Keep the wording of each record exactly the same when you repeat it, and leave out pictures.

Material to process:
====================

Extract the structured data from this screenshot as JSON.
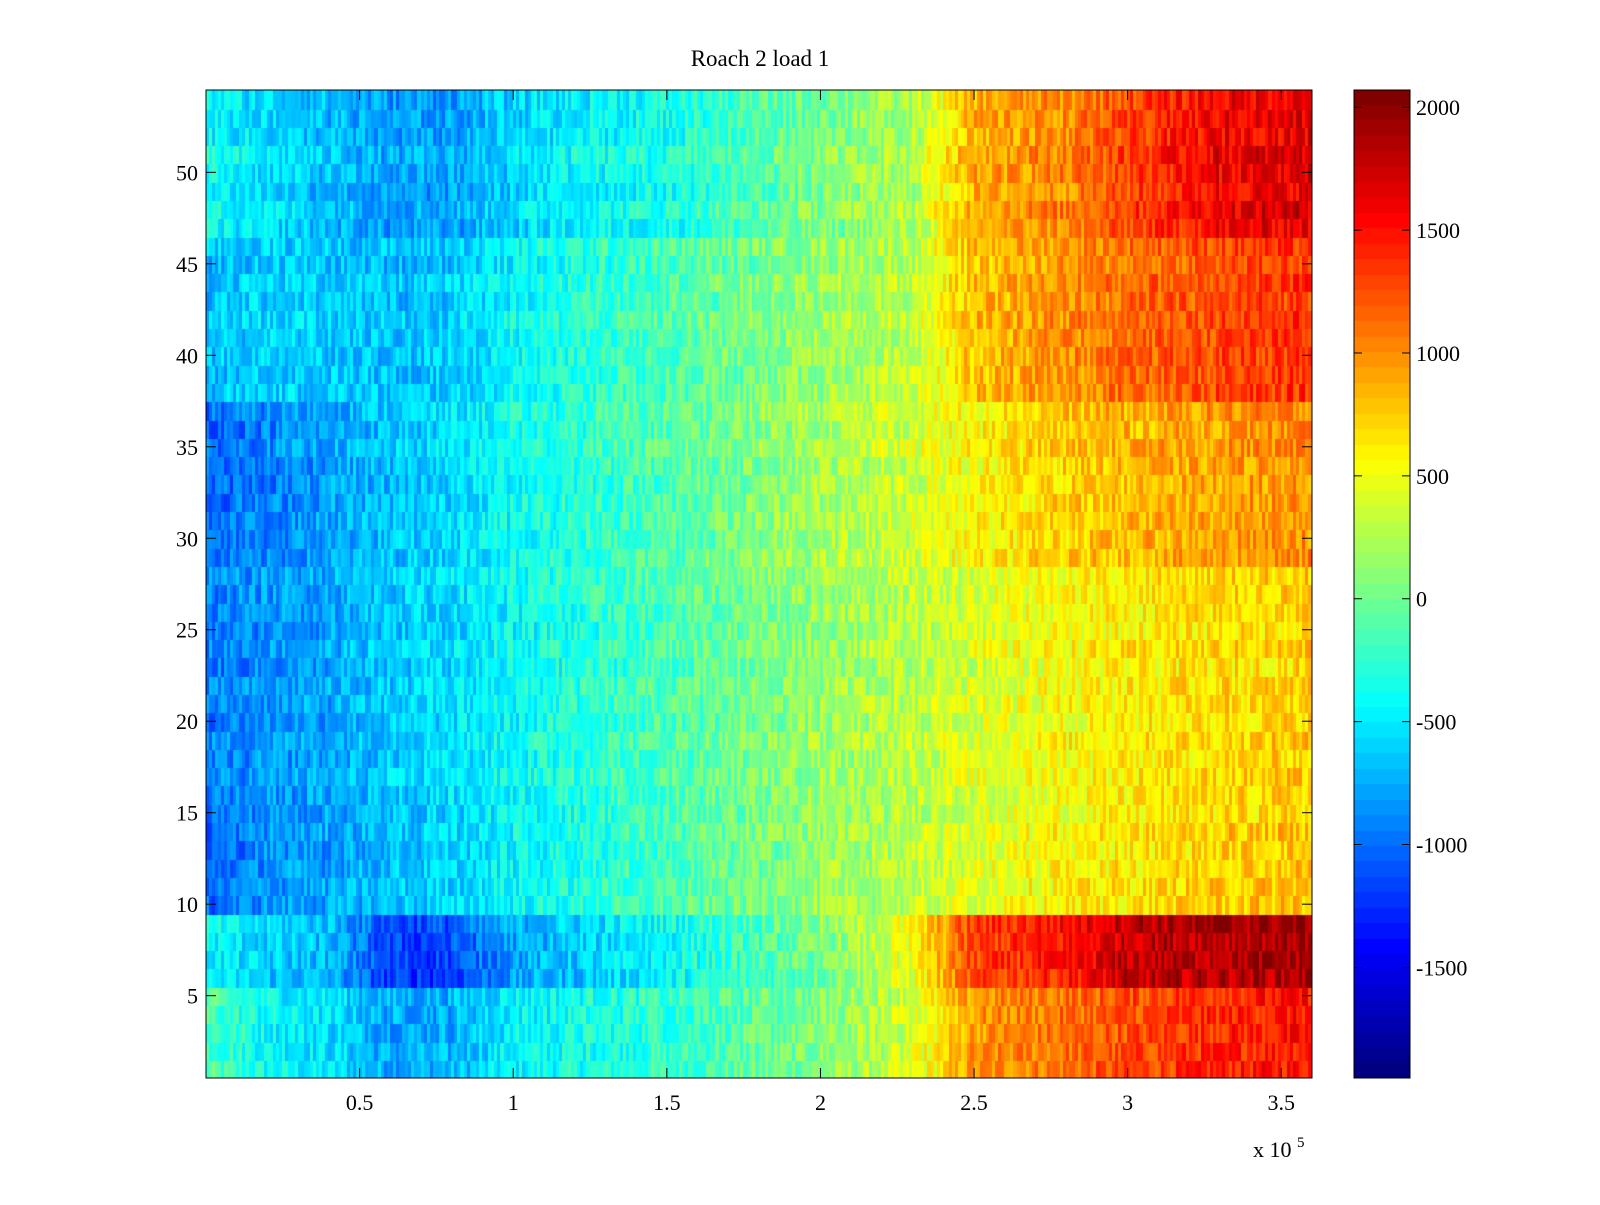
{
  "chart_data": {
    "type": "heatmap",
    "title": "Roach 2 load 1",
    "xlabel": "",
    "ylabel": "",
    "x_multiplier_label": "x 10",
    "x_multiplier_exponent": "5",
    "x_range": [
      0,
      360000
    ],
    "y_range": [
      0.5,
      54.5
    ],
    "rows": 54,
    "columns": 360,
    "x_ticks": [
      {
        "value": 50000,
        "label": "0.5"
      },
      {
        "value": 100000,
        "label": "1"
      },
      {
        "value": 150000,
        "label": "1.5"
      },
      {
        "value": 200000,
        "label": "2"
      },
      {
        "value": 250000,
        "label": "2.5"
      },
      {
        "value": 300000,
        "label": "3"
      },
      {
        "value": 350000,
        "label": "3.5"
      }
    ],
    "y_ticks": [
      {
        "value": 5,
        "label": "5"
      },
      {
        "value": 10,
        "label": "10"
      },
      {
        "value": 15,
        "label": "15"
      },
      {
        "value": 20,
        "label": "20"
      },
      {
        "value": 25,
        "label": "25"
      },
      {
        "value": 30,
        "label": "30"
      },
      {
        "value": 35,
        "label": "35"
      },
      {
        "value": 40,
        "label": "40"
      },
      {
        "value": 45,
        "label": "45"
      },
      {
        "value": 50,
        "label": "50"
      }
    ],
    "colorbar": {
      "colormap": "jet",
      "range": [
        -1950,
        2070
      ],
      "ticks": [
        {
          "value": 2000,
          "label": "2000"
        },
        {
          "value": 1500,
          "label": "1500"
        },
        {
          "value": 1000,
          "label": "1000"
        },
        {
          "value": 500,
          "label": "500"
        },
        {
          "value": 0,
          "label": "0"
        },
        {
          "value": -500,
          "label": "-500"
        },
        {
          "value": -1000,
          "label": "-1000"
        },
        {
          "value": -1500,
          "label": "-1500"
        }
      ]
    },
    "profile_x": [
      0,
      20000,
      40000,
      60000,
      80000,
      100000,
      120000,
      150000,
      200000,
      230000,
      250000,
      280000,
      300000,
      330000,
      360000
    ],
    "row_profiles": [
      {
        "rows": [
          1,
          5
        ],
        "values": [
          -150,
          -420,
          -560,
          -780,
          -760,
          -480,
          -380,
          -250,
          50,
          380,
          950,
          1120,
          1250,
          1420,
          1500
        ]
      },
      {
        "rows": [
          6,
          9
        ],
        "values": [
          -450,
          -620,
          -700,
          -1200,
          -1150,
          -800,
          -650,
          -420,
          30,
          500,
          1300,
          1500,
          1820,
          1900,
          1950
        ]
      },
      {
        "rows": [
          10,
          14
        ],
        "values": [
          -1100,
          -900,
          -850,
          -720,
          -650,
          -480,
          -380,
          -200,
          120,
          260,
          420,
          550,
          620,
          720,
          780
        ]
      },
      {
        "rows": [
          15,
          28
        ],
        "values": [
          -950,
          -850,
          -780,
          -650,
          -560,
          -420,
          -300,
          -120,
          150,
          300,
          420,
          560,
          620,
          700,
          760
        ]
      },
      {
        "rows": [
          29,
          37
        ],
        "values": [
          -1050,
          -950,
          -820,
          -700,
          -600,
          -420,
          -300,
          -120,
          200,
          360,
          560,
          740,
          820,
          930,
          1000
        ]
      },
      {
        "rows": [
          38,
          46
        ],
        "values": [
          -700,
          -620,
          -650,
          -700,
          -650,
          -450,
          -320,
          -150,
          150,
          300,
          800,
          980,
          1130,
          1280,
          1350
        ]
      },
      {
        "rows": [
          47,
          54
        ],
        "values": [
          -400,
          -550,
          -680,
          -820,
          -800,
          -600,
          -450,
          -350,
          50,
          250,
          900,
          1050,
          1300,
          1620,
          1700
        ]
      }
    ]
  }
}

====================

Answer for the task:
Extract the structured data from this screenshot as JSON.
{
  "chart_data": {
    "type": "heatmap",
    "title": "Roach 2 load 1",
    "xlabel": "",
    "ylabel": "",
    "x_multiplier_label": "x 10",
    "x_multiplier_exponent": "5",
    "x_range": [
      0,
      360000
    ],
    "y_range": [
      0.5,
      54.5
    ],
    "rows": 54,
    "columns": 360,
    "x_ticks": [
      {
        "value": 50000,
        "label": "0.5"
      },
      {
        "value": 100000,
        "label": "1"
      },
      {
        "value": 150000,
        "label": "1.5"
      },
      {
        "value": 200000,
        "label": "2"
      },
      {
        "value": 250000,
        "label": "2.5"
      },
      {
        "value": 300000,
        "label": "3"
      },
      {
        "value": 350000,
        "label": "3.5"
      }
    ],
    "y_ticks": [
      {
        "value": 5,
        "label": "5"
      },
      {
        "value": 10,
        "label": "10"
      },
      {
        "value": 15,
        "label": "15"
      },
      {
        "value": 20,
        "label": "20"
      },
      {
        "value": 25,
        "label": "25"
      },
      {
        "value": 30,
        "label": "30"
      },
      {
        "value": 35,
        "label": "35"
      },
      {
        "value": 40,
        "label": "40"
      },
      {
        "value": 45,
        "label": "45"
      },
      {
        "value": 50,
        "label": "50"
      }
    ],
    "colorbar": {
      "colormap": "jet",
      "range": [
        -1950,
        2070
      ],
      "ticks": [
        {
          "value": 2000,
          "label": "2000"
        },
        {
          "value": 1500,
          "label": "1500"
        },
        {
          "value": 1000,
          "label": "1000"
        },
        {
          "value": 500,
          "label": "500"
        },
        {
          "value": 0,
          "label": "0"
        },
        {
          "value": -500,
          "label": "-500"
        },
        {
          "value": -1000,
          "label": "-1000"
        },
        {
          "value": -1500,
          "label": "-1500"
        }
      ]
    },
    "profile_x": [
      0,
      20000,
      40000,
      60000,
      80000,
      100000,
      120000,
      150000,
      200000,
      230000,
      250000,
      280000,
      300000,
      330000,
      360000
    ],
    "row_profiles": [
      {
        "rows": [
          1,
          5
        ],
        "values": [
          -150,
          -420,
          -560,
          -780,
          -760,
          -480,
          -380,
          -250,
          50,
          380,
          950,
          1120,
          1250,
          1420,
          1500
        ]
      },
      {
        "rows": [
          6,
          9
        ],
        "values": [
          -450,
          -620,
          -700,
          -1200,
          -1150,
          -800,
          -650,
          -420,
          30,
          500,
          1300,
          1500,
          1820,
          1900,
          1950
        ]
      },
      {
        "rows": [
          10,
          14
        ],
        "values": [
          -1100,
          -900,
          -850,
          -720,
          -650,
          -480,
          -380,
          -200,
          120,
          260,
          420,
          550,
          620,
          720,
          780
        ]
      },
      {
        "rows": [
          15,
          28
        ],
        "values": [
          -950,
          -850,
          -780,
          -650,
          -560,
          -420,
          -300,
          -120,
          150,
          300,
          420,
          560,
          620,
          700,
          760
        ]
      },
      {
        "rows": [
          29,
          37
        ],
        "values": [
          -1050,
          -950,
          -820,
          -700,
          -600,
          -420,
          -300,
          -120,
          200,
          360,
          560,
          740,
          820,
          930,
          1000
        ]
      },
      {
        "rows": [
          38,
          46
        ],
        "values": [
          -700,
          -620,
          -650,
          -700,
          -650,
          -450,
          -320,
          -150,
          150,
          300,
          800,
          980,
          1130,
          1280,
          1350
        ]
      },
      {
        "rows": [
          47,
          54
        ],
        "values": [
          -400,
          -550,
          -680,
          -820,
          -800,
          -600,
          -450,
          -350,
          50,
          250,
          900,
          1050,
          1300,
          1620,
          1700
        ]
      }
    ]
  }
}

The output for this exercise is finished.